┌─ Given data
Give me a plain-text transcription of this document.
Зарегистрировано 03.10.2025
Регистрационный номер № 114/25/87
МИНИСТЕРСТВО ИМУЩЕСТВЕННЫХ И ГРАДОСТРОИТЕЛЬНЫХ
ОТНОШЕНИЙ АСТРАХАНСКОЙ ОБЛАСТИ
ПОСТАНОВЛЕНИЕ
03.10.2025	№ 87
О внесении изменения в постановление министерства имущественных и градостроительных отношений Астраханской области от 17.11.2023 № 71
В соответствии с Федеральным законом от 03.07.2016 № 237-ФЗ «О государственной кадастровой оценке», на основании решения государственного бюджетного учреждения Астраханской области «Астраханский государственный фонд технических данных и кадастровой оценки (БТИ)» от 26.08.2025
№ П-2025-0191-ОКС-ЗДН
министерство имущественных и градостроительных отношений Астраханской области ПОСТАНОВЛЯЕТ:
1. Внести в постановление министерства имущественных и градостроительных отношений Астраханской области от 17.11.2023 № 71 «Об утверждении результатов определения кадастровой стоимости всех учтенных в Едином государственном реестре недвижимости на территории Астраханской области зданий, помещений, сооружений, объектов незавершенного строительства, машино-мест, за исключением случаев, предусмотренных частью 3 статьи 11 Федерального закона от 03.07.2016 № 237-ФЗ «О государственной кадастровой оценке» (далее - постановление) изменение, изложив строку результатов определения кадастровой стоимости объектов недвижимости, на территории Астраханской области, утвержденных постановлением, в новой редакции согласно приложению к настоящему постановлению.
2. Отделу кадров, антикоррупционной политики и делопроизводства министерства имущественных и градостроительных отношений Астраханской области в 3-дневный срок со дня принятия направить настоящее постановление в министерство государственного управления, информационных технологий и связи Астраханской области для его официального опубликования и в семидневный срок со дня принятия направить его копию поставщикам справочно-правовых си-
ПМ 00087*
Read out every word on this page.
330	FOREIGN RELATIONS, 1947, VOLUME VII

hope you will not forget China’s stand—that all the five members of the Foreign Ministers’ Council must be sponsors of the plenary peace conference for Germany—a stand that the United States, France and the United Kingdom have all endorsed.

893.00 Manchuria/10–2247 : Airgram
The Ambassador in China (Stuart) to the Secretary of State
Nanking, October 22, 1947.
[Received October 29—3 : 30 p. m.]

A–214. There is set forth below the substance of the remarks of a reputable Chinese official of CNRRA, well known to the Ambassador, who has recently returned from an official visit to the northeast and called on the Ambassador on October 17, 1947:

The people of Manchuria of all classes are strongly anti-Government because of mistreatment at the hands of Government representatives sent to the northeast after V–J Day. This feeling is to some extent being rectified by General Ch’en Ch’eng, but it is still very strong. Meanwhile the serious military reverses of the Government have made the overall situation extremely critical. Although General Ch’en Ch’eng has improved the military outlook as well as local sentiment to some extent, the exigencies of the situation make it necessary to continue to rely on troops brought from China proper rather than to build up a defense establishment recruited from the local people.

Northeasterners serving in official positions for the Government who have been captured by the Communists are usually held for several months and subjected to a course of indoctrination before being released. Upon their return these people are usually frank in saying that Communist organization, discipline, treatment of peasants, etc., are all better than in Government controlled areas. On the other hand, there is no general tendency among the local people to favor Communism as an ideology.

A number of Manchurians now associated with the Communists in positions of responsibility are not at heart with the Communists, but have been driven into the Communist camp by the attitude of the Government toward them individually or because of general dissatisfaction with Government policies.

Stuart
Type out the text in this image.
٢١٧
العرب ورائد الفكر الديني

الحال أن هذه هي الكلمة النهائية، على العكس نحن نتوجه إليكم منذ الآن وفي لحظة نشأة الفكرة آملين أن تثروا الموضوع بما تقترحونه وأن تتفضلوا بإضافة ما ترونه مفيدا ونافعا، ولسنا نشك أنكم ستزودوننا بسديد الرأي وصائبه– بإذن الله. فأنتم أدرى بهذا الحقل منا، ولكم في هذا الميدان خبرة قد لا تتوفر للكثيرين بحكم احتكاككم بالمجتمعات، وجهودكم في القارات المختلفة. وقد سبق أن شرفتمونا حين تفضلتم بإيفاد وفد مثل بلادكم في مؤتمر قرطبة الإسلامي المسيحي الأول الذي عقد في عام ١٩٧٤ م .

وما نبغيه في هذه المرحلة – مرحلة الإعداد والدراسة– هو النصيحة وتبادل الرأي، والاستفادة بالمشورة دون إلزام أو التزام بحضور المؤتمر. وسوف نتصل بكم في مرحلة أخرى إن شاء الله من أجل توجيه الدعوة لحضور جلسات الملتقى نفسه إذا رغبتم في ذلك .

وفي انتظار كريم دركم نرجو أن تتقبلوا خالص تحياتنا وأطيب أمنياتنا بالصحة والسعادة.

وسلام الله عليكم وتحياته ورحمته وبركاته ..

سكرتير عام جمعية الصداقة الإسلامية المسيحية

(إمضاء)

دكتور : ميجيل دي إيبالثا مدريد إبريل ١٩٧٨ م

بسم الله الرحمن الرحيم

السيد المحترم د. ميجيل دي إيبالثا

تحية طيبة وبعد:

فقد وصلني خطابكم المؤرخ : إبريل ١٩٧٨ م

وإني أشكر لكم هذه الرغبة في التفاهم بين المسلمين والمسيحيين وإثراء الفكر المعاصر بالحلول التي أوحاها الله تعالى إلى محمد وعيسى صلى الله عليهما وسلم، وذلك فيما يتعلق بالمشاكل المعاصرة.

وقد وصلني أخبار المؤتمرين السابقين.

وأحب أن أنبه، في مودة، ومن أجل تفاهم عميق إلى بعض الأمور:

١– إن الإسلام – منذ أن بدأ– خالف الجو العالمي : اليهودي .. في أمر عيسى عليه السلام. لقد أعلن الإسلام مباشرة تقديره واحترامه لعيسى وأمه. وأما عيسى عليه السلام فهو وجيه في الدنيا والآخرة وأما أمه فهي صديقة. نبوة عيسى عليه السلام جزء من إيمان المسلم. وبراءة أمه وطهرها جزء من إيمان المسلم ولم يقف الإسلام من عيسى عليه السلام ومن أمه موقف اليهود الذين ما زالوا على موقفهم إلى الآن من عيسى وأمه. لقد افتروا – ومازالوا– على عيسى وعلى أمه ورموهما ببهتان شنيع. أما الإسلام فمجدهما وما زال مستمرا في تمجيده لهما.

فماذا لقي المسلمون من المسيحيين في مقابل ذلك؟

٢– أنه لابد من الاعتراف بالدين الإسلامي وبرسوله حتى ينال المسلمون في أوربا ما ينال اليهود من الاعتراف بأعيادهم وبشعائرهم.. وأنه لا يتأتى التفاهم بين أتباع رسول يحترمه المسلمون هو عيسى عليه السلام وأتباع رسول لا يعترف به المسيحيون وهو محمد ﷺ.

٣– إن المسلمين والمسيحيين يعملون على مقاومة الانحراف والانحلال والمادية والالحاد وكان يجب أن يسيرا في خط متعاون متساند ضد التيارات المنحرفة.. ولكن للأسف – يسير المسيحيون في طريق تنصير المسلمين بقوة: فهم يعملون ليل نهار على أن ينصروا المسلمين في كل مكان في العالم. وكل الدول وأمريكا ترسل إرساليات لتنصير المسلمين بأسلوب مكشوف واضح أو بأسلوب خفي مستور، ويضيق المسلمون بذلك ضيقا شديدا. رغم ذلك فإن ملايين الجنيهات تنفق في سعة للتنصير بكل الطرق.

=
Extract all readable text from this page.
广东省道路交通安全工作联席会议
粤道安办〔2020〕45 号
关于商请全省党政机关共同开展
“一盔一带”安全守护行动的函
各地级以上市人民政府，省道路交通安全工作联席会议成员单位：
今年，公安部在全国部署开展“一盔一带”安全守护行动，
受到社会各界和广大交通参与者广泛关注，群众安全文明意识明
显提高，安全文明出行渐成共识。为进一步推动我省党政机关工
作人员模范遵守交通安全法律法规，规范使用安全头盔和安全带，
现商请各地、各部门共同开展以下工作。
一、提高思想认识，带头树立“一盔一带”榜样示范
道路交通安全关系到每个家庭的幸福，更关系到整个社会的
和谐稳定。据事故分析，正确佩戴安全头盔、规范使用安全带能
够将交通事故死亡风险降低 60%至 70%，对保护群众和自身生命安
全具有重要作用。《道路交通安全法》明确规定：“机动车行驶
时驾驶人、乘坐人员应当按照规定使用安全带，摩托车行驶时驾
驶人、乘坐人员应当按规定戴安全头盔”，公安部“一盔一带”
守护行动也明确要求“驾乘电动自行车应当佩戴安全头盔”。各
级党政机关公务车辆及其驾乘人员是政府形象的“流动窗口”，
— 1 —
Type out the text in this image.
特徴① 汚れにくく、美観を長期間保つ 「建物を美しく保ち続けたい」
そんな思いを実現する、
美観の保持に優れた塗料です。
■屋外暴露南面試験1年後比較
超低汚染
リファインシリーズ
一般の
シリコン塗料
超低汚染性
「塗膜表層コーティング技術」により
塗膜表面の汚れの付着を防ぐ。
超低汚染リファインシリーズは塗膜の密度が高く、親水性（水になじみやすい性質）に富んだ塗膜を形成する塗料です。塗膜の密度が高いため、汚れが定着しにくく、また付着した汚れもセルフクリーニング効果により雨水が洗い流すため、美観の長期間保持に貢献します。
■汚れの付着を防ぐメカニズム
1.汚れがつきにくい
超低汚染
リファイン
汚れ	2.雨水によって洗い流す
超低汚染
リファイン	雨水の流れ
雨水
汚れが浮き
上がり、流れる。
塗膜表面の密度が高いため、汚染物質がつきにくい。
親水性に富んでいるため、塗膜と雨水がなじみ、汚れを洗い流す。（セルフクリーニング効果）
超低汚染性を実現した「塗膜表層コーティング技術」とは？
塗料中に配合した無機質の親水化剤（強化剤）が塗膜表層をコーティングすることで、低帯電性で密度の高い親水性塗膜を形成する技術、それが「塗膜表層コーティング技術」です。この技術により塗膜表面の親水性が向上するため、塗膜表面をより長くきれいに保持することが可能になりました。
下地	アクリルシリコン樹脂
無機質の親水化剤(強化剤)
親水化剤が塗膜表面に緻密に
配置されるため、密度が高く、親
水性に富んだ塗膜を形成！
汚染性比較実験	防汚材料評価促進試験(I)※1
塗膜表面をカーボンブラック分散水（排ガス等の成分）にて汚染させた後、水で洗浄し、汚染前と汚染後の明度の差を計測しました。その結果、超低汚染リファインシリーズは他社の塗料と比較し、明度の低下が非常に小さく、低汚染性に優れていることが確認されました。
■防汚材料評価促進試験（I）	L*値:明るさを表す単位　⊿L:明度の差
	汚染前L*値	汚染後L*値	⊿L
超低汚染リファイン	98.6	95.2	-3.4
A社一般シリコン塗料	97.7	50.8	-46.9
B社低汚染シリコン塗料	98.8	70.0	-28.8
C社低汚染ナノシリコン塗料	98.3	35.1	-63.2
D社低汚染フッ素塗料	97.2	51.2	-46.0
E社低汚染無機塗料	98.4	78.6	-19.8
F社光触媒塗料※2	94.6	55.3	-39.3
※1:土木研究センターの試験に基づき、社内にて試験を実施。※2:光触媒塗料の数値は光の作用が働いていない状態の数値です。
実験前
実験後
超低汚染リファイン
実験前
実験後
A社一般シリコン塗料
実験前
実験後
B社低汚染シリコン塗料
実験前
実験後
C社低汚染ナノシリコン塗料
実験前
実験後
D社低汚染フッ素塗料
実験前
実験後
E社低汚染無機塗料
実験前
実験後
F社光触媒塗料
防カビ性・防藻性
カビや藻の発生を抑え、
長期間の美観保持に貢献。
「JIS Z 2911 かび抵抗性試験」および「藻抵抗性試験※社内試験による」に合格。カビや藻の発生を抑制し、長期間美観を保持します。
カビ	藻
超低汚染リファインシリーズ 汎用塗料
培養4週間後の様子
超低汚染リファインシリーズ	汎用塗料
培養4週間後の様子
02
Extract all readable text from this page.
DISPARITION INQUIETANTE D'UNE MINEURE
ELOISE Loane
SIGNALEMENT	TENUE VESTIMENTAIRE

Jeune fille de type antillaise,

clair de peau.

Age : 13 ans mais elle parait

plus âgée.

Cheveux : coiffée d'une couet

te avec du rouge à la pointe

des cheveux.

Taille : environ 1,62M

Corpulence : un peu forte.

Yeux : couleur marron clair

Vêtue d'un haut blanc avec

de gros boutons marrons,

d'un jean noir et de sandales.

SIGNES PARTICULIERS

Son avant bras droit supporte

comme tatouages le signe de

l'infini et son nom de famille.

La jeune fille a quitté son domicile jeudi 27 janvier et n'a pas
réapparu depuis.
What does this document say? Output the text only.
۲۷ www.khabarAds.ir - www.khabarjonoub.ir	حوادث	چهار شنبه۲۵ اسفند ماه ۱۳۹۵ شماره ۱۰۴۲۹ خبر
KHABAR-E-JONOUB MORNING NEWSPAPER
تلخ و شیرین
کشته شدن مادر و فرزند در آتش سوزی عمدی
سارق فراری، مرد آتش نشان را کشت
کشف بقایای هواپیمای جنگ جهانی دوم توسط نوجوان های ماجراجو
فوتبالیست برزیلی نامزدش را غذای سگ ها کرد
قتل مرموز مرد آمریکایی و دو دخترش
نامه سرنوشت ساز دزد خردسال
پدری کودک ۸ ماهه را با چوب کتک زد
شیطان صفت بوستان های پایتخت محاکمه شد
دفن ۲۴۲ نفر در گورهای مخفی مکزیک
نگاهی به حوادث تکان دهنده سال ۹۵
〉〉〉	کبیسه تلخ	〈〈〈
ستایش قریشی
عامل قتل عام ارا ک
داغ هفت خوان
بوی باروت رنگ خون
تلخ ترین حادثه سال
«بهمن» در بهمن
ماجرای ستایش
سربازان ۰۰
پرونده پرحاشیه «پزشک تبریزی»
└─
» **Work instructions**: Which lines contain "China"? Copy each of them out.

» **Final answer**:
hope you will not forget China’s stand—that all the five members of the Foreign Ministers’ Council must be sponsors of the plenary peace conference for Germany—a stand that the United States, France and the United Kingdom have all endorsed.
The Ambassador in China (Stuart) to the Secretary of State
The people of Manchuria of all classes are strongly anti-Government because of mistreatment at the hands of Government representatives sent to the northeast after V–J Day. This feeling is to some extent being rectified by General Ch’en Ch’eng, but it is still very strong. Meanwhile the serious military reverses of the Government have made the overall situation extremely critical. Although General Ch’en Ch’eng has improved the military outlook as well as local sentiment to some extent, the exigencies of the situation make it necessary to continue to rely on troops brought from China proper rather than to build up a defense establishment recruited from the local people.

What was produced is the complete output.